**The problem:** In the listing that follows, count each line containing the string "subsequent" and report only the count.

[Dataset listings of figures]
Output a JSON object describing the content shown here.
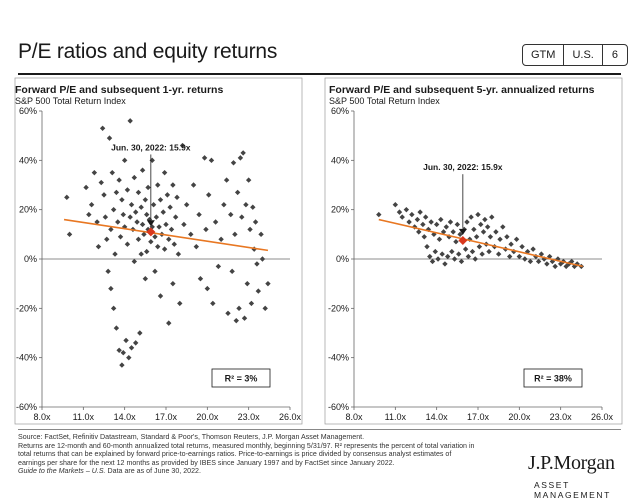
{
  "header": {
    "title": "P/E ratios and equity returns",
    "badges": [
      "GTM",
      "U.S.",
      "6"
    ]
  },
  "chart_data": [
    {
      "type": "scatter",
      "title": "Forward P/E and subsequent 1-yr. returns",
      "subtitle": "S&P 500 Total Return Index",
      "xlim": [
        8,
        26
      ],
      "ylim": [
        -60,
        60
      ],
      "x_ticks": [
        "8.0x",
        "11.0x",
        "14.0x",
        "17.0x",
        "20.0x",
        "23.0x",
        "26.0x"
      ],
      "y_ticks": [
        "-60%",
        "-40%",
        "-20%",
        "0%",
        "20%",
        "40%",
        "60%"
      ],
      "annotation": "Jun. 30, 2022: 15.9x",
      "r_squared": "R² = 3%",
      "trend_line": [
        [
          9.6,
          16.0
        ],
        [
          24.4,
          3.5
        ]
      ],
      "highlight_point": [
        15.9,
        11.0
      ],
      "marker_point": [
        15.9,
        14.5
      ],
      "colors": {
        "points": "#444444",
        "trend": "#e87722",
        "highlight": "#d9381e"
      },
      "points": [
        [
          9.8,
          25
        ],
        [
          10.0,
          10
        ],
        [
          11.2,
          29
        ],
        [
          11.4,
          18
        ],
        [
          11.6,
          22
        ],
        [
          11.8,
          35
        ],
        [
          12.0,
          15
        ],
        [
          12.1,
          5
        ],
        [
          12.3,
          31
        ],
        [
          12.4,
          53
        ],
        [
          12.5,
          26
        ],
        [
          12.6,
          17
        ],
        [
          12.7,
          8
        ],
        [
          12.8,
          -5
        ],
        [
          12.9,
          49
        ],
        [
          13.0,
          12
        ],
        [
          13.0,
          -12
        ],
        [
          13.1,
          35
        ],
        [
          13.2,
          20
        ],
        [
          13.2,
          -20
        ],
        [
          13.3,
          2
        ],
        [
          13.4,
          27
        ],
        [
          13.4,
          -28
        ],
        [
          13.5,
          15
        ],
        [
          13.6,
          -37
        ],
        [
          13.6,
          32
        ],
        [
          13.7,
          9
        ],
        [
          13.8,
          24
        ],
        [
          13.8,
          -43
        ],
        [
          13.9,
          18
        ],
        [
          13.9,
          -38
        ],
        [
          14.0,
          40
        ],
        [
          14.0,
          13
        ],
        [
          14.1,
          -33
        ],
        [
          14.2,
          28
        ],
        [
          14.2,
          6
        ],
        [
          14.3,
          -40
        ],
        [
          14.4,
          17
        ],
        [
          14.4,
          56
        ],
        [
          14.5,
          22
        ],
        [
          14.5,
          -36
        ],
        [
          14.6,
          12
        ],
        [
          14.7,
          33
        ],
        [
          14.7,
          -1
        ],
        [
          14.8,
          19
        ],
        [
          14.8,
          -34
        ],
        [
          14.9,
          15
        ],
        [
          15.0,
          27
        ],
        [
          15.0,
          8
        ],
        [
          15.1,
          -30
        ],
        [
          15.2,
          21
        ],
        [
          15.2,
          2
        ],
        [
          15.3,
          14
        ],
        [
          15.3,
          36
        ],
        [
          15.4,
          10
        ],
        [
          15.5,
          24
        ],
        [
          15.5,
          -8
        ],
        [
          15.6,
          18
        ],
        [
          15.6,
          3
        ],
        [
          15.7,
          12
        ],
        [
          15.7,
          29
        ],
        [
          15.8,
          16
        ],
        [
          15.9,
          7
        ],
        [
          16.0,
          13
        ],
        [
          16.0,
          40
        ],
        [
          16.1,
          22
        ],
        [
          16.2,
          9
        ],
        [
          16.2,
          -5
        ],
        [
          16.3,
          17
        ],
        [
          16.4,
          30
        ],
        [
          16.4,
          5
        ],
        [
          16.5,
          13
        ],
        [
          16.6,
          24
        ],
        [
          16.6,
          -15
        ],
        [
          16.7,
          10
        ],
        [
          16.8,
          19
        ],
        [
          16.9,
          35
        ],
        [
          16.9,
          4
        ],
        [
          17.0,
          14
        ],
        [
          17.1,
          26
        ],
        [
          17.2,
          8
        ],
        [
          17.2,
          -26
        ],
        [
          17.3,
          21
        ],
        [
          17.4,
          12
        ],
        [
          17.5,
          30
        ],
        [
          17.5,
          -10
        ],
        [
          17.6,
          6
        ],
        [
          17.7,
          17
        ],
        [
          17.8,
          25
        ],
        [
          17.9,
          2
        ],
        [
          18.0,
          -18
        ],
        [
          18.2,
          46
        ],
        [
          18.3,
          14
        ],
        [
          18.5,
          22
        ],
        [
          18.8,
          10
        ],
        [
          19.0,
          30
        ],
        [
          19.2,
          5
        ],
        [
          19.4,
          18
        ],
        [
          19.5,
          -8
        ],
        [
          19.8,
          41
        ],
        [
          19.9,
          12
        ],
        [
          20.0,
          -12
        ],
        [
          20.1,
          26
        ],
        [
          20.3,
          40
        ],
        [
          20.4,
          -18
        ],
        [
          20.6,
          15
        ],
        [
          20.8,
          -3
        ],
        [
          21.0,
          8
        ],
        [
          21.2,
          22
        ],
        [
          21.4,
          32
        ],
        [
          21.5,
          -22
        ],
        [
          21.7,
          18
        ],
        [
          21.8,
          -5
        ],
        [
          21.9,
          39
        ],
        [
          22.0,
          10
        ],
        [
          22.1,
          -25
        ],
        [
          22.2,
          27
        ],
        [
          22.3,
          -20
        ],
        [
          22.4,
          41
        ],
        [
          22.5,
          17
        ],
        [
          22.6,
          43
        ],
        [
          22.7,
          -24
        ],
        [
          22.8,
          22
        ],
        [
          22.9,
          -10
        ],
        [
          23.0,
          32
        ],
        [
          23.1,
          12
        ],
        [
          23.2,
          -18
        ],
        [
          23.3,
          21
        ],
        [
          23.4,
          4
        ],
        [
          23.5,
          15
        ],
        [
          23.6,
          -2
        ],
        [
          23.7,
          -13
        ],
        [
          23.9,
          10
        ],
        [
          24.0,
          0
        ],
        [
          24.2,
          -20
        ],
        [
          24.4,
          -10
        ]
      ]
    },
    {
      "type": "scatter",
      "title": "Forward P/E and subsequent 5-yr. annualized returns",
      "subtitle": "S&P 500 Total Return Index",
      "xlim": [
        8,
        26
      ],
      "ylim": [
        -60,
        60
      ],
      "x_ticks": [
        "8.0x",
        "11.0x",
        "14.0x",
        "17.0x",
        "20.0x",
        "23.0x",
        "26.0x"
      ],
      "y_ticks": [
        "-60%",
        "-40%",
        "-20%",
        "0%",
        "20%",
        "40%",
        "60%"
      ],
      "annotation": "Jun. 30, 2022: 15.9x",
      "r_squared": "R² = 38%",
      "trend_line": [
        [
          9.8,
          16.0
        ],
        [
          24.6,
          -3.0
        ]
      ],
      "highlight_point": [
        15.9,
        7.5
      ],
      "marker_point": [
        15.9,
        11.0
      ],
      "colors": {
        "points": "#444444",
        "trend": "#e87722",
        "highlight": "#d9381e"
      },
      "points": [
        [
          9.8,
          18
        ],
        [
          11.0,
          22
        ],
        [
          11.3,
          19
        ],
        [
          11.5,
          17
        ],
        [
          11.8,
          20
        ],
        [
          12.0,
          15
        ],
        [
          12.2,
          18
        ],
        [
          12.4,
          13
        ],
        [
          12.6,
          16
        ],
        [
          12.7,
          11
        ],
        [
          12.8,
          19
        ],
        [
          13.0,
          14
        ],
        [
          13.1,
          9
        ],
        [
          13.2,
          17
        ],
        [
          13.3,
          5
        ],
        [
          13.4,
          12
        ],
        [
          13.5,
          1
        ],
        [
          13.6,
          15
        ],
        [
          13.7,
          -1
        ],
        [
          13.8,
          10
        ],
        [
          13.9,
          3
        ],
        [
          14.0,
          14
        ],
        [
          14.1,
          0
        ],
        [
          14.2,
          8
        ],
        [
          14.3,
          16
        ],
        [
          14.4,
          2
        ],
        [
          14.5,
          11
        ],
        [
          14.6,
          -2
        ],
        [
          14.7,
          13
        ],
        [
          14.8,
          1
        ],
        [
          14.9,
          9
        ],
        [
          15.0,
          15
        ],
        [
          15.1,
          3
        ],
        [
          15.2,
          11
        ],
        [
          15.3,
          0
        ],
        [
          15.4,
          7
        ],
        [
          15.5,
          14
        ],
        [
          15.6,
          2
        ],
        [
          15.7,
          10
        ],
        [
          15.8,
          -1
        ],
        [
          16.0,
          12
        ],
        [
          16.1,
          4
        ],
        [
          16.2,
          15
        ],
        [
          16.3,
          1
        ],
        [
          16.4,
          8
        ],
        [
          16.5,
          17
        ],
        [
          16.6,
          3
        ],
        [
          16.7,
          12
        ],
        [
          16.8,
          0
        ],
        [
          16.9,
          9
        ],
        [
          17.0,
          18
        ],
        [
          17.1,
          5
        ],
        [
          17.2,
          14
        ],
        [
          17.3,
          2
        ],
        [
          17.4,
          11
        ],
        [
          17.5,
          16
        ],
        [
          17.6,
          6
        ],
        [
          17.7,
          13
        ],
        [
          17.8,
          3
        ],
        [
          17.9,
          9
        ],
        [
          18.0,
          17
        ],
        [
          18.2,
          5
        ],
        [
          18.3,
          11
        ],
        [
          18.5,
          2
        ],
        [
          18.6,
          8
        ],
        [
          18.8,
          13
        ],
        [
          19.0,
          4
        ],
        [
          19.1,
          9
        ],
        [
          19.3,
          1
        ],
        [
          19.4,
          6
        ],
        [
          19.6,
          3
        ],
        [
          19.8,
          8
        ],
        [
          20.0,
          1
        ],
        [
          20.2,
          5
        ],
        [
          20.4,
          0
        ],
        [
          20.6,
          3
        ],
        [
          20.8,
          -1
        ],
        [
          21.0,
          4
        ],
        [
          21.2,
          1
        ],
        [
          21.4,
          -1
        ],
        [
          21.6,
          2
        ],
        [
          21.8,
          0
        ],
        [
          22.0,
          -2
        ],
        [
          22.2,
          1
        ],
        [
          22.4,
          -1
        ],
        [
          22.6,
          -3
        ],
        [
          22.8,
          0
        ],
        [
          23.0,
          -2
        ],
        [
          23.2,
          -1
        ],
        [
          23.4,
          -3
        ],
        [
          23.6,
          -2
        ],
        [
          23.8,
          -1
        ],
        [
          24.0,
          -3
        ],
        [
          24.2,
          -2
        ],
        [
          24.5,
          -3
        ]
      ]
    }
  ],
  "footnote": {
    "line1": "Source: FactSet, Refinitiv Datastream, Standard & Poor's, Thomson Reuters, J.P. Morgan Asset Management.",
    "line2": "Returns are 12-month and 60-month annualized total returns, measured monthly, beginning 5/31/97. R² represents the percent of total variation in",
    "line3": "total returns that can be explained by forward price-to-earnings ratios. Price-to-earnings is price divided by consensus analyst estimates of",
    "line4": "earnings per share for the next 12 months as provided by IBES since January 1997 and by FactSet since January 2022.",
    "guide": "Guide to the Markets – U.S.",
    "as_of": " Data are as of June 30, 2022."
  },
  "logo": {
    "main": "J.P.Morgan",
    "sub": "ASSET MANAGEMENT"
  }
}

**Task result:** 2